§ WHAT THE TASK ASKS
Reproduce every line in the listing that contains the word "looking".

§ DATA EXTRACT
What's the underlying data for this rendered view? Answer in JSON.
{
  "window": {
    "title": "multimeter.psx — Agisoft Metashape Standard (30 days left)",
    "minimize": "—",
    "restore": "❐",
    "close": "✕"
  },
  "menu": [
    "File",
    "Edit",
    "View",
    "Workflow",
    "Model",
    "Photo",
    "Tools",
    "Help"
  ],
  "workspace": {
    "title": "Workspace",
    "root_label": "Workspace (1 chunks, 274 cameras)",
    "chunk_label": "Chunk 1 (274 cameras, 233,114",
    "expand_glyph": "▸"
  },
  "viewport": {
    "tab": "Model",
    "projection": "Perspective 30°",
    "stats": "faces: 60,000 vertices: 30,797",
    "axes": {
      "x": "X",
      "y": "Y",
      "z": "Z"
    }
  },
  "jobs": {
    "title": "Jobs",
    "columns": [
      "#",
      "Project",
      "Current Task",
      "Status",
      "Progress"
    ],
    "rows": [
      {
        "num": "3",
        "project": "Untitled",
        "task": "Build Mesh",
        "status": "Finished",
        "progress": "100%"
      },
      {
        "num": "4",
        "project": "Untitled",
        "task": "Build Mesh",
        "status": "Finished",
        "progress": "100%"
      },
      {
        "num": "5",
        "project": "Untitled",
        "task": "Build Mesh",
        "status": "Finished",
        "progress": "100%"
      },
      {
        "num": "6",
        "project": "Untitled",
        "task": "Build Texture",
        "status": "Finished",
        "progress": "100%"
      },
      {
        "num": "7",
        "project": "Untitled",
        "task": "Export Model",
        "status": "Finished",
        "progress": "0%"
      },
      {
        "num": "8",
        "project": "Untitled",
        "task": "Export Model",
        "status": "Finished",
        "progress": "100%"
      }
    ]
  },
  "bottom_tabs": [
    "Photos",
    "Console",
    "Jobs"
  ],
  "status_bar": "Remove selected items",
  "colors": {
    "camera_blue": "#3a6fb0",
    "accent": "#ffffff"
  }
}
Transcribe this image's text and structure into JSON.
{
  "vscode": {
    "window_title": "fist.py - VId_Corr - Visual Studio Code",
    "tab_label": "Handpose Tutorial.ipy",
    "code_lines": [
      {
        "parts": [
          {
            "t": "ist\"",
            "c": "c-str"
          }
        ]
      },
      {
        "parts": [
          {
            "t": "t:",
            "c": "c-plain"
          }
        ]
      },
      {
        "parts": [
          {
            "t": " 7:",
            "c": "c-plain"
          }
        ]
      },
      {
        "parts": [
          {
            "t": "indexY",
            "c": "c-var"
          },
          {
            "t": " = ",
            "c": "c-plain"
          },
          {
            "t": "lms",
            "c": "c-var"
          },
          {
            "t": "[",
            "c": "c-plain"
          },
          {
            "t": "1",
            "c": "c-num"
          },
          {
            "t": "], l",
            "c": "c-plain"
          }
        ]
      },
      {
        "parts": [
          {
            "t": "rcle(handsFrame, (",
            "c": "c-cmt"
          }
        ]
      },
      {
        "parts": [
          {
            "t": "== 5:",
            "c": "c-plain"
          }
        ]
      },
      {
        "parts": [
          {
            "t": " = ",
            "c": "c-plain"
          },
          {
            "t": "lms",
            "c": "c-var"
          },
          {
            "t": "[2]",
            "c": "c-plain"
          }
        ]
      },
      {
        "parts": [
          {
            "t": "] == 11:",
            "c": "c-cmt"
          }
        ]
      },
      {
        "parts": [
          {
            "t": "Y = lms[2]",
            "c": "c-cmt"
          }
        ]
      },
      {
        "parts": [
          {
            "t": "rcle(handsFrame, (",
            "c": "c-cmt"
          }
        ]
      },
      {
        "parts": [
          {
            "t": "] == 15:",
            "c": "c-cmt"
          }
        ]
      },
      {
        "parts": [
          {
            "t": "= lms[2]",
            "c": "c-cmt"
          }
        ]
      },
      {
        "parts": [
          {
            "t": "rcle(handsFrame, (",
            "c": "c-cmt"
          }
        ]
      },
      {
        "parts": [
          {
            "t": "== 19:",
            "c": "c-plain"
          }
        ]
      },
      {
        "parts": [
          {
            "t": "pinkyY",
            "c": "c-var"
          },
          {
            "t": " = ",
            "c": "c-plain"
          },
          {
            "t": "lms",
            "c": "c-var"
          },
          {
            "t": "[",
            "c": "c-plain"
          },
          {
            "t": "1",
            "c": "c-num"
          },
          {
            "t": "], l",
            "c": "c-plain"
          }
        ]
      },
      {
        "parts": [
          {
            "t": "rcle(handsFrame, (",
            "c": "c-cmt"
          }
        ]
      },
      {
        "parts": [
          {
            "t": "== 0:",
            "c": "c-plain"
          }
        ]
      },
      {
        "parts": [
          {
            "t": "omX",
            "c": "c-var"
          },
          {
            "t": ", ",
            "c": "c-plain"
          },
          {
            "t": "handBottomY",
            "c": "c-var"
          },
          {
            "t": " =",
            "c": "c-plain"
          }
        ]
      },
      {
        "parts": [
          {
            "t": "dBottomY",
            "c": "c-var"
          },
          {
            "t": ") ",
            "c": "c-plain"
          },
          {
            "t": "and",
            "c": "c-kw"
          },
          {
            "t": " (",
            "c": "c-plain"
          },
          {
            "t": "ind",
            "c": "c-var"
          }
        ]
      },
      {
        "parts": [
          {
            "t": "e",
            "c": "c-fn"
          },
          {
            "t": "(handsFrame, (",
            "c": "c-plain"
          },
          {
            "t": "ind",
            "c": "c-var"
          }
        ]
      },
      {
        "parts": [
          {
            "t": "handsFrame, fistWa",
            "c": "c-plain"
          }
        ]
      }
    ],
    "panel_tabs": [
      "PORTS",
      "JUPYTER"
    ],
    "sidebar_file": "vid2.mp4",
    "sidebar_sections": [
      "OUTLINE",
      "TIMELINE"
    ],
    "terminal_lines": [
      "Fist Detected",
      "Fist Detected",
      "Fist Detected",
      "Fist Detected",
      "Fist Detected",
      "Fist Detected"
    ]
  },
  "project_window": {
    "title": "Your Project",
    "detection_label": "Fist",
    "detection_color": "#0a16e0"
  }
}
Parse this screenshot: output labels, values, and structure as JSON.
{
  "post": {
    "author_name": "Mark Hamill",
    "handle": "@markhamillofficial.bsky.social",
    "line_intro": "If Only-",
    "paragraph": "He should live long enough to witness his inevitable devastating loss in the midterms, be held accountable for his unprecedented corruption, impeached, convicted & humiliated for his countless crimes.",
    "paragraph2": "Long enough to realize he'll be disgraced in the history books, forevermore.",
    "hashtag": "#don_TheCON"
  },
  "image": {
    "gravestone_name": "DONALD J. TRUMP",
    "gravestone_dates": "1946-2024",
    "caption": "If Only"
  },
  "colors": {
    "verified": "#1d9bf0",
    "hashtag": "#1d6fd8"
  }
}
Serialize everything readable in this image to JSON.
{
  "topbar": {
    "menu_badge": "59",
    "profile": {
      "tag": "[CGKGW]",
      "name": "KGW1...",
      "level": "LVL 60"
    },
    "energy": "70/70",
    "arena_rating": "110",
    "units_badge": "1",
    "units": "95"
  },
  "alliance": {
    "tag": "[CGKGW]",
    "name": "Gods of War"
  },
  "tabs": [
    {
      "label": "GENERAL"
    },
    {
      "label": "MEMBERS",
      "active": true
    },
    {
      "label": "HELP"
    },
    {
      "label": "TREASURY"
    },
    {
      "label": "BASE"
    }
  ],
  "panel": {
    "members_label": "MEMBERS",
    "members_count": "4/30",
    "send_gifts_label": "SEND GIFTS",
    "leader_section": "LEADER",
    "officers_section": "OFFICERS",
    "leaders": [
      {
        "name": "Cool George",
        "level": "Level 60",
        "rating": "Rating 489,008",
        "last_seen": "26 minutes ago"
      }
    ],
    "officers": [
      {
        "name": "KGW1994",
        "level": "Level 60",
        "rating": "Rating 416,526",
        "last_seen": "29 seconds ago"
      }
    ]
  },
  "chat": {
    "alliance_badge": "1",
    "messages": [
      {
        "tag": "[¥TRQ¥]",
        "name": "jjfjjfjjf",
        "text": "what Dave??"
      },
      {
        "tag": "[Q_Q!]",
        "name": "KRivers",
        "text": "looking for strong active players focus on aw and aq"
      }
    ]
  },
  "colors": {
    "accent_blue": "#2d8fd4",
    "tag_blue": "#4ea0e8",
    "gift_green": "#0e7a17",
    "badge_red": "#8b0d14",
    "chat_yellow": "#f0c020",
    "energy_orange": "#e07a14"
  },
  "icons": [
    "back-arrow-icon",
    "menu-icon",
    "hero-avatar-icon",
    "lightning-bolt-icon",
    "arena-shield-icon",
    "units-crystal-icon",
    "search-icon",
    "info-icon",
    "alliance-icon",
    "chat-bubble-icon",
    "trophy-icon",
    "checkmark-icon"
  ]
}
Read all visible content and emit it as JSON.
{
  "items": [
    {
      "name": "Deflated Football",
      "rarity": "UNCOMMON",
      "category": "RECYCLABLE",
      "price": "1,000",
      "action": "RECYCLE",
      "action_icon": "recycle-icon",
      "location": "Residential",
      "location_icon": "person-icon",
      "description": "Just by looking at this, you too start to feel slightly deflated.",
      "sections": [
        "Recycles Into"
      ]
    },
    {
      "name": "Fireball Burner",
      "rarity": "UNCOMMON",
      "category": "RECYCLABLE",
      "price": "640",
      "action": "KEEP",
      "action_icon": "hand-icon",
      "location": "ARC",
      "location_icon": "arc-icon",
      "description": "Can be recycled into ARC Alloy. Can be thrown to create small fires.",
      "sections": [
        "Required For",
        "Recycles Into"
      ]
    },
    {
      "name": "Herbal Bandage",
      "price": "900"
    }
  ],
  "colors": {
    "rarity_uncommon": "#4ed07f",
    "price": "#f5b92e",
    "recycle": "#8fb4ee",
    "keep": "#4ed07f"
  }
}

§ CORRECT RESULT
        "text": "looking for strong active players focus on aw and aq"
      "description": "Just by looking at this, you too start to feel slightly deflated.",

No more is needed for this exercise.